### TASK GOAL
For each line in the data below that holds "title", return a copy.

### GIVEN INFORMATION
········

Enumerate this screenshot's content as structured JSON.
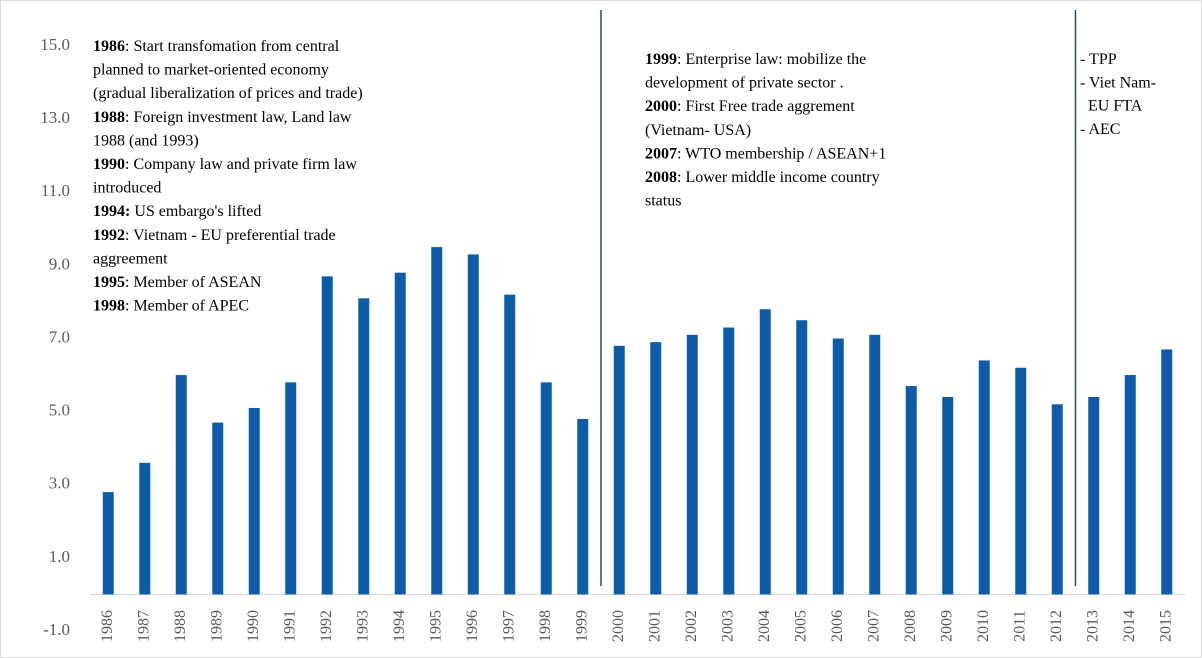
{
  "chart_data": {
    "type": "bar",
    "categories": [
      "1986",
      "1987",
      "1988",
      "1989",
      "1990",
      "1991",
      "1992",
      "1993",
      "1994",
      "1995",
      "1996",
      "1997",
      "1998",
      "1999",
      "2000",
      "2001",
      "2002",
      "2003",
      "2004",
      "2005",
      "2006",
      "2007",
      "2008",
      "2009",
      "2010",
      "2011",
      "2012",
      "2013",
      "2014",
      "2015"
    ],
    "values": [
      2.8,
      3.6,
      6.0,
      4.7,
      5.1,
      5.8,
      8.7,
      8.1,
      8.8,
      9.5,
      9.3,
      8.2,
      5.8,
      4.8,
      6.8,
      6.9,
      7.1,
      7.3,
      7.8,
      7.5,
      7.0,
      7.1,
      5.7,
      5.4,
      6.4,
      6.2,
      5.2,
      5.4,
      6.0,
      6.7
    ],
    "color": "#0e5ca8",
    "ylim": [
      -1,
      15
    ],
    "yticks": [
      {
        "value": -1,
        "label": "-1.0"
      },
      {
        "value": 1,
        "label": "1.0"
      },
      {
        "value": 3,
        "label": "3.0"
      },
      {
        "value": 5,
        "label": "5.0"
      },
      {
        "value": 7,
        "label": "7.0"
      },
      {
        "value": 9,
        "label": "9.0"
      },
      {
        "value": 11,
        "label": "11.0"
      },
      {
        "value": 13,
        "label": "13.0"
      },
      {
        "value": 15,
        "label": "15.0"
      }
    ],
    "dividers_after": [
      "1999",
      "2012"
    ],
    "annotations": [
      {
        "lines": [
          {
            "bold": "1986",
            "text": ": Start transfomation from central"
          },
          {
            "text": "planned to market-oriented economy"
          },
          {
            "text": "(gradual liberalization of prices and trade)"
          },
          {
            "bold": "1988",
            "text": ": Foreign investment law, Land law"
          },
          {
            "text": "1988 (and 1993)"
          },
          {
            "bold": "1990",
            "text": ": Company law and private firm law"
          },
          {
            "text": "introduced"
          },
          {
            "bold": "1994:",
            "text": " US embargo's lifted"
          },
          {
            "bold": "1992",
            "text": ": Vietnam - EU preferential trade"
          },
          {
            "text": "aggreement"
          },
          {
            "bold": "1995",
            "text": ": Member of ASEAN"
          },
          {
            "bold": "1998",
            "text": ": Member of APEC"
          }
        ]
      },
      {
        "lines": [
          {
            "bold": "1999",
            "text": ": Enterprise law: mobilize the"
          },
          {
            "text": "development of private sector ."
          },
          {
            "bold": "2000",
            "text": ": First Free trade aggrement"
          },
          {
            "text": "(Vietnam- USA)"
          },
          {
            "bold": "2007",
            "text": ": WTO membership / ASEAN+1"
          },
          {
            "bold": "2008",
            "text": ": Lower middle income country"
          },
          {
            "text": "status"
          }
        ]
      },
      {
        "lines": [
          {
            "text": "- TPP"
          },
          {
            "text": "- Viet Nam-"
          },
          {
            "text": "EU FTA"
          },
          {
            "text": "- AEC"
          }
        ]
      }
    ]
  }
}
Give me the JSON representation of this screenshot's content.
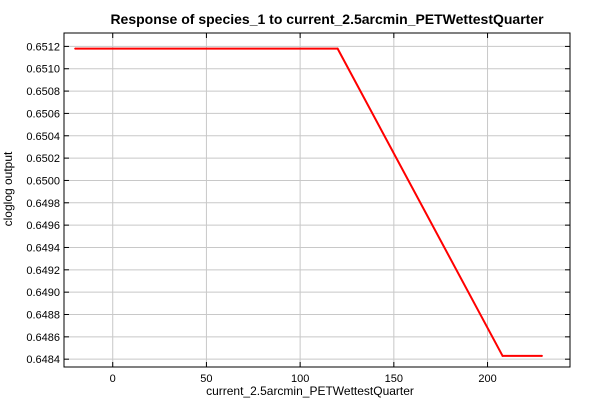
{
  "chart_data": {
    "type": "line",
    "title": "Response of species_1 to current_2.5arcmin_PETWettestQuarter",
    "xlabel": "current_2.5arcmin_PETWettestQuarter",
    "ylabel": "cloglog output",
    "xlim": [
      -26,
      244
    ],
    "ylim": [
      0.64833,
      0.65132
    ],
    "xticks": [
      0,
      50,
      100,
      150,
      200
    ],
    "xtick_labels": [
      "0",
      "50",
      "100",
      "150",
      "200"
    ],
    "yticks": [
      0.6484,
      0.6486,
      0.6488,
      0.649,
      0.6492,
      0.6494,
      0.6496,
      0.6498,
      0.65,
      0.6502,
      0.6504,
      0.6506,
      0.6508,
      0.651,
      0.6512
    ],
    "ytick_labels": [
      "0.6484",
      "0.6486",
      "0.6488",
      "0.6490",
      "0.6492",
      "0.6494",
      "0.6496",
      "0.6498",
      "0.6500",
      "0.6502",
      "0.6504",
      "0.6506",
      "0.6508",
      "0.6510",
      "0.6512"
    ],
    "grid": true,
    "series": [
      {
        "color": "#ff0000",
        "x": [
          -20,
          120,
          208,
          229
        ],
        "y": [
          0.65118,
          0.65118,
          0.64843,
          0.64843
        ]
      }
    ]
  }
}
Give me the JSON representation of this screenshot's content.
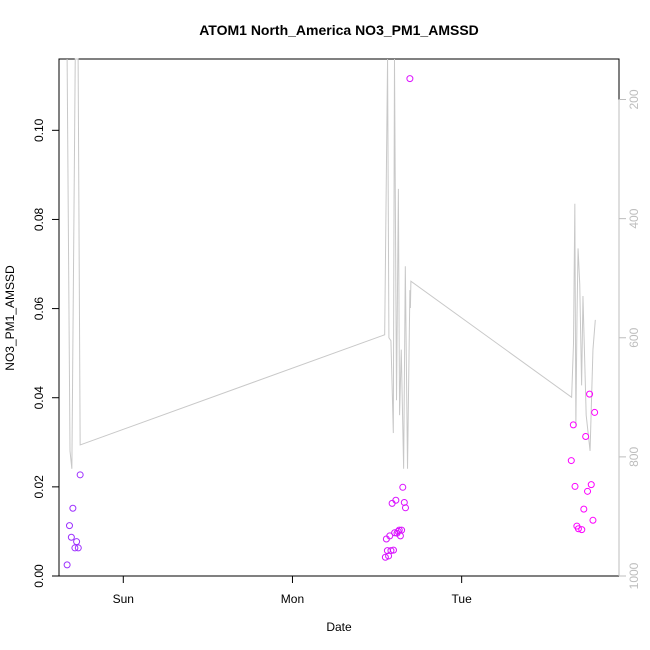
{
  "chart_data": {
    "type": "scatter",
    "title": "ATOM1 North_America NO3_PM1_AMSSD",
    "xlabel": "Date",
    "ylabel": "NO3_PM1_AMSSD",
    "x_tick_labels": [
      "Sun",
      "Mon",
      "Tue"
    ],
    "x_ticks_days": [
      1.0,
      2.0,
      3.0
    ],
    "xlim_days": [
      0.62,
      3.93
    ],
    "ylim": [
      0,
      0.116
    ],
    "y_ticks": [
      0.0,
      0.02,
      0.04,
      0.06,
      0.08,
      0.1
    ],
    "y_tick_labels": [
      "0.00",
      "0.02",
      "0.04",
      "0.06",
      "0.08",
      "0.10"
    ],
    "right_axis": {
      "ticks": [
        200,
        400,
        600,
        800,
        1000
      ],
      "tick_labels": [
        "200",
        "400",
        "600",
        "800",
        "1000"
      ],
      "lim": [
        1000,
        132
      ],
      "color": "#bdbdbd"
    },
    "grid": false,
    "series": [
      {
        "color_start": "#9b30ff",
        "color_end": "#ff00ff",
        "points": [
          [
            0.668,
            0.0025
          ],
          [
            0.682,
            0.0113
          ],
          [
            0.693,
            0.0087
          ],
          [
            0.702,
            0.0152
          ],
          [
            0.714,
            0.0063
          ],
          [
            0.724,
            0.0077
          ],
          [
            0.734,
            0.0063
          ],
          [
            0.745,
            0.0227
          ],
          [
            2.549,
            0.0042
          ],
          [
            2.555,
            0.0083
          ],
          [
            2.561,
            0.0057
          ],
          [
            2.568,
            0.0045
          ],
          [
            2.575,
            0.009
          ],
          [
            2.582,
            0.0057
          ],
          [
            2.589,
            0.0163
          ],
          [
            2.597,
            0.0058
          ],
          [
            2.604,
            0.0097
          ],
          [
            2.611,
            0.017
          ],
          [
            2.618,
            0.0096
          ],
          [
            2.624,
            0.01
          ],
          [
            2.631,
            0.0103
          ],
          [
            2.638,
            0.009
          ],
          [
            2.645,
            0.0103
          ],
          [
            2.652,
            0.0199
          ],
          [
            2.661,
            0.0165
          ],
          [
            2.668,
            0.0153
          ],
          [
            2.694,
            0.1116
          ],
          [
            3.648,
            0.0259
          ],
          [
            3.66,
            0.0339
          ],
          [
            3.67,
            0.0201
          ],
          [
            3.681,
            0.0112
          ],
          [
            3.69,
            0.0106
          ],
          [
            3.71,
            0.0104
          ],
          [
            3.722,
            0.015
          ],
          [
            3.733,
            0.0313
          ],
          [
            3.744,
            0.019
          ],
          [
            3.756,
            0.0408
          ],
          [
            3.766,
            0.0205
          ],
          [
            3.776,
            0.0125
          ],
          [
            3.786,
            0.0367
          ]
        ]
      },
      {
        "axis": "right",
        "color": "#c8c8c8",
        "points": [
          [
            0.668,
            132
          ],
          [
            0.685,
            790
          ],
          [
            0.696,
            820
          ],
          [
            0.716,
            132
          ],
          [
            0.733,
            132
          ],
          [
            0.745,
            780
          ],
          [
            2.545,
            595
          ],
          [
            2.562,
            132
          ],
          [
            2.57,
            600
          ],
          [
            2.582,
            605
          ],
          [
            2.596,
            760
          ],
          [
            2.603,
            132
          ],
          [
            2.615,
            705
          ],
          [
            2.626,
            350
          ],
          [
            2.633,
            730
          ],
          [
            2.643,
            620
          ],
          [
            2.657,
            820
          ],
          [
            2.667,
            480
          ],
          [
            2.68,
            820
          ],
          [
            2.694,
            520
          ],
          [
            2.697,
            550
          ],
          [
            2.7,
            505
          ],
          [
            3.65,
            700
          ],
          [
            3.661,
            610
          ],
          [
            3.669,
            375
          ],
          [
            3.675,
            750
          ],
          [
            3.682,
            560
          ],
          [
            3.688,
            450
          ],
          [
            3.698,
            510
          ],
          [
            3.709,
            680
          ],
          [
            3.717,
            530
          ],
          [
            3.736,
            730
          ],
          [
            3.759,
            790
          ],
          [
            3.776,
            620
          ],
          [
            3.79,
            570
          ]
        ]
      }
    ]
  }
}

········

### FULL SOLUTION
    "title": "Response of species_1 to current_2.5arcmin_PETWettestQuarter",
    "title": "ATOM1 North_America NO3_PM1_AMSSD",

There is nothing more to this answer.